BEGIN

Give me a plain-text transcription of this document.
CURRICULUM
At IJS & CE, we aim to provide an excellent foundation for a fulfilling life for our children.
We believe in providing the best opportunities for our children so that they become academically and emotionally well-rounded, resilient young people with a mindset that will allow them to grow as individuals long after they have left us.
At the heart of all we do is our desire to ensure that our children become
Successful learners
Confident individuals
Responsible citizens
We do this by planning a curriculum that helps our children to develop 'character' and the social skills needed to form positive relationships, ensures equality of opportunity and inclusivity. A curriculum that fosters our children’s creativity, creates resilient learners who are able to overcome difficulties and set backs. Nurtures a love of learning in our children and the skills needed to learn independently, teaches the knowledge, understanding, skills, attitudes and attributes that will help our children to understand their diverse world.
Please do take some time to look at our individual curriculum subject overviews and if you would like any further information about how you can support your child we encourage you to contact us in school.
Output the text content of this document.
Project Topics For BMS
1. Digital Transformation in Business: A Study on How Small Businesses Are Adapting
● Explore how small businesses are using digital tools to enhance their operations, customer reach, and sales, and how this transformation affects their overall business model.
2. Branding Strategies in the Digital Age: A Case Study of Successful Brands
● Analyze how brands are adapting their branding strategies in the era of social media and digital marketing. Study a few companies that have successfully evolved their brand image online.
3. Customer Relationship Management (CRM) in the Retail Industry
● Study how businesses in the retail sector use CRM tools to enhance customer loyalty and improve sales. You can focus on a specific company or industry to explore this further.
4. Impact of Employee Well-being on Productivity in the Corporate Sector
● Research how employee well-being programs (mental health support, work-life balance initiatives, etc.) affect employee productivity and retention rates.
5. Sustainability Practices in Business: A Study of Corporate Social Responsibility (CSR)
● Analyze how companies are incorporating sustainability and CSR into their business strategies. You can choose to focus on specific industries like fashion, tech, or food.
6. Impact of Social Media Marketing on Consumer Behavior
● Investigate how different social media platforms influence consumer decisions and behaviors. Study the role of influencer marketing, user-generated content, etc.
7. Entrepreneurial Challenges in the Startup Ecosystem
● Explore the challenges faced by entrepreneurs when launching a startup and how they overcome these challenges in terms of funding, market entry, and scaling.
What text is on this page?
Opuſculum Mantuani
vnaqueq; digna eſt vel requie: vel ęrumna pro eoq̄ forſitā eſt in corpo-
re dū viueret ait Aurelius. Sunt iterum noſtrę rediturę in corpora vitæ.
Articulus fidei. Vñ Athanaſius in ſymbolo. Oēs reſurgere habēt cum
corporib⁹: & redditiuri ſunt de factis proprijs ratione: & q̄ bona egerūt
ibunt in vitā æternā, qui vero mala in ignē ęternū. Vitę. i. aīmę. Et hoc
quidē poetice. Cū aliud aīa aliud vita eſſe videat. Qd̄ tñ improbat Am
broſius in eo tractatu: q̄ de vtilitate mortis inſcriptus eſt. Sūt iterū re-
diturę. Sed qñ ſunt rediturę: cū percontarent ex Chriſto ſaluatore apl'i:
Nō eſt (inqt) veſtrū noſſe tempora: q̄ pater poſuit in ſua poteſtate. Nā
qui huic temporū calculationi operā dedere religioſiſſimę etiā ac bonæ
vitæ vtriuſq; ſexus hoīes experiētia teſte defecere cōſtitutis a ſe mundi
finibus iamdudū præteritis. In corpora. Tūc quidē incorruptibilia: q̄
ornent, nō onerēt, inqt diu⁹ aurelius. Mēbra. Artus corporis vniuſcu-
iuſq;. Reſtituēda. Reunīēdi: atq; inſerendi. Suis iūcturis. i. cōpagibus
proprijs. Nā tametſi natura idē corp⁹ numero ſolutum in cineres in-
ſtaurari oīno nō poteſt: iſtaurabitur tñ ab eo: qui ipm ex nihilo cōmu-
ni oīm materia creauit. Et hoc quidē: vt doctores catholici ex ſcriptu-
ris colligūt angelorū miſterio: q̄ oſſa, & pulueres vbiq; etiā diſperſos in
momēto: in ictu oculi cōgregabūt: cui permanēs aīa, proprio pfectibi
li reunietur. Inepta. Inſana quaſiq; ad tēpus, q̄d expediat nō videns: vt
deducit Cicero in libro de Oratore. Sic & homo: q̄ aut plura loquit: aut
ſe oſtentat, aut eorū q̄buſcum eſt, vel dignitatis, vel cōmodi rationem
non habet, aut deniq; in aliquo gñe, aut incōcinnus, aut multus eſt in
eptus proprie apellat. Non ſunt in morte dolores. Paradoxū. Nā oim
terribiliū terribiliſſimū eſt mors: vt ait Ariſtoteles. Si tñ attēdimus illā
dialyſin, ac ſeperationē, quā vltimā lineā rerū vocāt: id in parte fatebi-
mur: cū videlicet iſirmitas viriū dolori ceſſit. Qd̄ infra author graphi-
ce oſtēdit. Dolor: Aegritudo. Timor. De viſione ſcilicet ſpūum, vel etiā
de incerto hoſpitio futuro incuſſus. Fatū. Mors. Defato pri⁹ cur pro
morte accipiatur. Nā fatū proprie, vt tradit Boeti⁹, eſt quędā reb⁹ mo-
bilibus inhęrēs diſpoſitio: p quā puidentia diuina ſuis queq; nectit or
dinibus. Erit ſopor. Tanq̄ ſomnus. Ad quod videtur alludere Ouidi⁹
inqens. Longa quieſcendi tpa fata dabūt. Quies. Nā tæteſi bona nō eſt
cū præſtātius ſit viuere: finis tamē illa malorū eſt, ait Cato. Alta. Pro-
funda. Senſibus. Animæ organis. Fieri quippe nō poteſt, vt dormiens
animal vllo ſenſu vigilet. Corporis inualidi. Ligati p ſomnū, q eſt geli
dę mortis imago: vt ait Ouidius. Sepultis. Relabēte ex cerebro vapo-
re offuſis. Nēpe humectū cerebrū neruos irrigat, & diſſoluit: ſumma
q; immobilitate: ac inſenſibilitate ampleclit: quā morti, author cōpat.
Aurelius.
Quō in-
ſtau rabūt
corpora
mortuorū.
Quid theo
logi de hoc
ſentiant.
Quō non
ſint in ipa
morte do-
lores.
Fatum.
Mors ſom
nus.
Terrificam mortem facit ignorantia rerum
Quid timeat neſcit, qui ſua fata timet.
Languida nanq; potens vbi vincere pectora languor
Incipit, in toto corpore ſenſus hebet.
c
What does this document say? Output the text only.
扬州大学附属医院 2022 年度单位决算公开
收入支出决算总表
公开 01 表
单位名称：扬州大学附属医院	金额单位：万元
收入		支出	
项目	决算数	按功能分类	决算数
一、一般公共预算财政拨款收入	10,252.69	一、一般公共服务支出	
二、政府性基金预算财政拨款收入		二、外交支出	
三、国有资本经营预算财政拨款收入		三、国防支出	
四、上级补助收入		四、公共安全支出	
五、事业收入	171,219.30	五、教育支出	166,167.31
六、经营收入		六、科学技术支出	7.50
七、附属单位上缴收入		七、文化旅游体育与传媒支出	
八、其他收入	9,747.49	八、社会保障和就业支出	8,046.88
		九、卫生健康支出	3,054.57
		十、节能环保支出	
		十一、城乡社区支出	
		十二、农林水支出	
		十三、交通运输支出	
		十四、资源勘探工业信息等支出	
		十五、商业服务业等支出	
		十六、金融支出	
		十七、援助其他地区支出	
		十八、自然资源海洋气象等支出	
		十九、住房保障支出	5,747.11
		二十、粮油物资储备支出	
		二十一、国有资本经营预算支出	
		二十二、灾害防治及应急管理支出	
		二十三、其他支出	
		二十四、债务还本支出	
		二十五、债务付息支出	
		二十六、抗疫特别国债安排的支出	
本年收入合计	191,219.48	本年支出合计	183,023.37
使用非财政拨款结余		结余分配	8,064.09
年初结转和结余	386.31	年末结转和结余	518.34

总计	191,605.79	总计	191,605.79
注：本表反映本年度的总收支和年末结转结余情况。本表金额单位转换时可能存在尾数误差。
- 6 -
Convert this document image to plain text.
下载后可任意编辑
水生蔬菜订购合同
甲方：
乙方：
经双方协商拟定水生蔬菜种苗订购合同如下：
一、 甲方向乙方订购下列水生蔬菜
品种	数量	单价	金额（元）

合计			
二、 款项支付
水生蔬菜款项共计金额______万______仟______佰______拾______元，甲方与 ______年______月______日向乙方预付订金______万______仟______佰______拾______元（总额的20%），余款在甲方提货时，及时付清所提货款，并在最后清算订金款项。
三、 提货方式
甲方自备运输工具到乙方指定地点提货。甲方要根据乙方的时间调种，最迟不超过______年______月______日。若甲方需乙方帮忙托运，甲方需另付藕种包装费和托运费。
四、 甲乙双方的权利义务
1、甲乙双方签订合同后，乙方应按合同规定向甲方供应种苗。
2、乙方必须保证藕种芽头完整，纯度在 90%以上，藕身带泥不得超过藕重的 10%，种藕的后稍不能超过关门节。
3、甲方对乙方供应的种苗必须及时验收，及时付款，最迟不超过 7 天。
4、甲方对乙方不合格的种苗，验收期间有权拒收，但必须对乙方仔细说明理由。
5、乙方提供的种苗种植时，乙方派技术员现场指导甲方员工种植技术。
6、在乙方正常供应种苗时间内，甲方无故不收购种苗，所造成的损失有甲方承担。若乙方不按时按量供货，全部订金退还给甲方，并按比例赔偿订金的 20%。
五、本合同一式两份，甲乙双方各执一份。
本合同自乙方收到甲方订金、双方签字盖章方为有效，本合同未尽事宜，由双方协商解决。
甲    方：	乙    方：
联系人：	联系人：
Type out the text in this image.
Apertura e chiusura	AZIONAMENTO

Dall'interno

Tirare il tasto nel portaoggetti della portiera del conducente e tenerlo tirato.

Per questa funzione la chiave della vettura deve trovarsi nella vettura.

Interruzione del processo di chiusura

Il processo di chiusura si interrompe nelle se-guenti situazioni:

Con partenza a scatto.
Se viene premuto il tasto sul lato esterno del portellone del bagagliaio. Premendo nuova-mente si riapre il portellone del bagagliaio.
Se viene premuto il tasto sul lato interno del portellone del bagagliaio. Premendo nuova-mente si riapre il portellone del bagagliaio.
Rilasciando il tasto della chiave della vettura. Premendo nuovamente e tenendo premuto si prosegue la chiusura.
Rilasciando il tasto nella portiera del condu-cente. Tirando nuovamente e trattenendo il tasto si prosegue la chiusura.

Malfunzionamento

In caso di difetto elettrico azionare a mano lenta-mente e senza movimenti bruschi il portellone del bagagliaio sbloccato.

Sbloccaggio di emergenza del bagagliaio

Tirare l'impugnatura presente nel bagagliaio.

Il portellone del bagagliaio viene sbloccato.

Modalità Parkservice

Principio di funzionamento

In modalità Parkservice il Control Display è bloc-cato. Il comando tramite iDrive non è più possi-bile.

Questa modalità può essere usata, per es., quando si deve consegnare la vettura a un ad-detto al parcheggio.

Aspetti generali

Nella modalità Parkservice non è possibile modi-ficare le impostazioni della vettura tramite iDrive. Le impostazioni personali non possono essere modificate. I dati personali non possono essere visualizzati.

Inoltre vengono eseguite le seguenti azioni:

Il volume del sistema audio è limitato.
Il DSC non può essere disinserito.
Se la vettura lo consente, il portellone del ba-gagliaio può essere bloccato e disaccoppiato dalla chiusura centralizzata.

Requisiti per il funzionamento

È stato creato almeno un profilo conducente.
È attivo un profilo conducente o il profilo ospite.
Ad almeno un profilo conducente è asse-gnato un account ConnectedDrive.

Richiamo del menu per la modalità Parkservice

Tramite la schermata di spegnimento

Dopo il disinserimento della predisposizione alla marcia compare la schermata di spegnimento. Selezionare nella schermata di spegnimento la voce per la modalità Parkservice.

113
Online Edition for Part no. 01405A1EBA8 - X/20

END

■ Exercise aim: Find the lines with the string "document" and reproduce them.

■ Correct output:
Give me a plain-text transcription of this document.
Output the text content of this document.
What does this document say? Output the text only.
Convert this document image to plain text.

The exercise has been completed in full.